_Data in this exercise_.
:::

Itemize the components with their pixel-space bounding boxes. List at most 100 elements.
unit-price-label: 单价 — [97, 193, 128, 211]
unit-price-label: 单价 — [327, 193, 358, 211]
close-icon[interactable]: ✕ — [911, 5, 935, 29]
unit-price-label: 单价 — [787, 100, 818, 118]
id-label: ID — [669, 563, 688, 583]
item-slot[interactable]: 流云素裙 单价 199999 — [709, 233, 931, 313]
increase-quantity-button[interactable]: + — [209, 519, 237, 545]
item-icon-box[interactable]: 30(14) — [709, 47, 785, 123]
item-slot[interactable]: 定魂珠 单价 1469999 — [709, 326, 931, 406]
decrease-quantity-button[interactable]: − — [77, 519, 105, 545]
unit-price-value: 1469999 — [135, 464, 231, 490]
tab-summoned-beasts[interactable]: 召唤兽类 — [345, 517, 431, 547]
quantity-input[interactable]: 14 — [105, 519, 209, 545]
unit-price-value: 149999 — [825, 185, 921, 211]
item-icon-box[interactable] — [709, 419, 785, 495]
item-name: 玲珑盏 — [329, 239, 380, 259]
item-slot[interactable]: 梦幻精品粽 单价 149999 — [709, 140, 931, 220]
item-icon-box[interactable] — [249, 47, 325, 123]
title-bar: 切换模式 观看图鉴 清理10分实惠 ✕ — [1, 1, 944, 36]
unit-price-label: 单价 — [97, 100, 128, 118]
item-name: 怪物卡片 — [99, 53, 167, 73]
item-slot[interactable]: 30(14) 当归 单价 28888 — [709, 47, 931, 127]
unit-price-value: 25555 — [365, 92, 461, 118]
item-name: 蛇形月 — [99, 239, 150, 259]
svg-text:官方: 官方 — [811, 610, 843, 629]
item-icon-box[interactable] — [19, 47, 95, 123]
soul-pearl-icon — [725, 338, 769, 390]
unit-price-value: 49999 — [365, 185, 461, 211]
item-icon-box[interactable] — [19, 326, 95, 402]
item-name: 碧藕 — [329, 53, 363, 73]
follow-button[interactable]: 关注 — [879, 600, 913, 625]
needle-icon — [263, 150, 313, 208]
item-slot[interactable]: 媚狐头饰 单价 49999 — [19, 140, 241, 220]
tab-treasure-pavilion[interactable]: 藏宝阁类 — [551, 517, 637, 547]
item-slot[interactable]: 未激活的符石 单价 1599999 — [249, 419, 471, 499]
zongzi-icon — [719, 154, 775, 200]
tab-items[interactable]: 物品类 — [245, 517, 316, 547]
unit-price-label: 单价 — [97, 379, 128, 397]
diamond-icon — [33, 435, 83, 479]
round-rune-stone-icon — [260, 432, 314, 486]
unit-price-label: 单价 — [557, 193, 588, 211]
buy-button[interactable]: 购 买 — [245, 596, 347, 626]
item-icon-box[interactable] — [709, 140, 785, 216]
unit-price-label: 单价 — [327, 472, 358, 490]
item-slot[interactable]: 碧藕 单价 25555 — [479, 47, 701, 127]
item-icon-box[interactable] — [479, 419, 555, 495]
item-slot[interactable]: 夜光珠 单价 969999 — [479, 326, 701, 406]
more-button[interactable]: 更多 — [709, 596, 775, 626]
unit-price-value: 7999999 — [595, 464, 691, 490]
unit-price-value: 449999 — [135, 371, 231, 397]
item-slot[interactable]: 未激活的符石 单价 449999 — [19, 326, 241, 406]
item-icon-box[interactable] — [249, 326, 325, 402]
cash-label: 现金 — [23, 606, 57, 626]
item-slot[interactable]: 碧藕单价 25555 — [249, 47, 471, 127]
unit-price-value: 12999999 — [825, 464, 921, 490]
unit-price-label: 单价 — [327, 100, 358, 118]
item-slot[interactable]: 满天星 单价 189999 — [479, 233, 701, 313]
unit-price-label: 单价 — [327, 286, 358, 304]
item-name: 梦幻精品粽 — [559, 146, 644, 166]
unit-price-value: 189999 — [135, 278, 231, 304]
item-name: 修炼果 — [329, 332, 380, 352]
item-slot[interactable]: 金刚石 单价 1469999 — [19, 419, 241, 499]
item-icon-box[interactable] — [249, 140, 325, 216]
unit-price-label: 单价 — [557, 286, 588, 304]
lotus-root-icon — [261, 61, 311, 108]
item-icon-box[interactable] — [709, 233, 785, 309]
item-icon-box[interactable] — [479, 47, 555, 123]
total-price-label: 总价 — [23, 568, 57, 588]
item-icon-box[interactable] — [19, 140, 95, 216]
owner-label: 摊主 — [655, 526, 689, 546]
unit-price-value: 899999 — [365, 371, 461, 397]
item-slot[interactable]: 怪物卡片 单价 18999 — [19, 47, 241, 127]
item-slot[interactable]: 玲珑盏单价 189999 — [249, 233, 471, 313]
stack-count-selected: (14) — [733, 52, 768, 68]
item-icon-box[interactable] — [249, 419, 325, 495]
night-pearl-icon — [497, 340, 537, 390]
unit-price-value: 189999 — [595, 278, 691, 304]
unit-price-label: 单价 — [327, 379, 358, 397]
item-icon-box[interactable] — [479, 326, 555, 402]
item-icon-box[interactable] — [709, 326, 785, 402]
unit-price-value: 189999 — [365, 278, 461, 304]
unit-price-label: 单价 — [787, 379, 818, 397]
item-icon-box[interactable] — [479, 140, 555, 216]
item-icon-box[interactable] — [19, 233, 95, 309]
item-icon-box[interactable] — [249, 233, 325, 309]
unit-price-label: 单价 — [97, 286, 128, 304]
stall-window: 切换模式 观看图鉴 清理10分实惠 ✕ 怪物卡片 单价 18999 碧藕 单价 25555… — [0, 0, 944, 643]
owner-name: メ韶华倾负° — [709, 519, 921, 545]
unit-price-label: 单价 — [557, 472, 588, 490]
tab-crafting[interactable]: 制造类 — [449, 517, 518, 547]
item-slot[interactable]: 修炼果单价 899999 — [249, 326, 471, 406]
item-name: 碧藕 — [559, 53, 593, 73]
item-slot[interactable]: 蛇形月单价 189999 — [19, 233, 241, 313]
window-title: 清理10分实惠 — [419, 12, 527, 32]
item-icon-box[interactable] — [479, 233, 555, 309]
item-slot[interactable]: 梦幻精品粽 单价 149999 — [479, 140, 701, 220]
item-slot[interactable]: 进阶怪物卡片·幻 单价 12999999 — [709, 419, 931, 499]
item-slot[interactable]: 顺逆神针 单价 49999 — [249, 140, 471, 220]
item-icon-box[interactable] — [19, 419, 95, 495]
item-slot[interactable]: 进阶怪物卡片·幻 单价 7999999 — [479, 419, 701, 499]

:::

_Description of the task_. Report every line above that contains the string "观看图鉴", with case counting.

_Task solution_.
title-bar: 切换模式 观看图鉴 清理10分实惠 ✕ — [1, 1, 944, 36]
stall-window: 切换模式 观看图鉴 清理10分实惠 ✕ 怪物卡片 单价 18999 碧藕 单价 25555… — [0, 0, 944, 643]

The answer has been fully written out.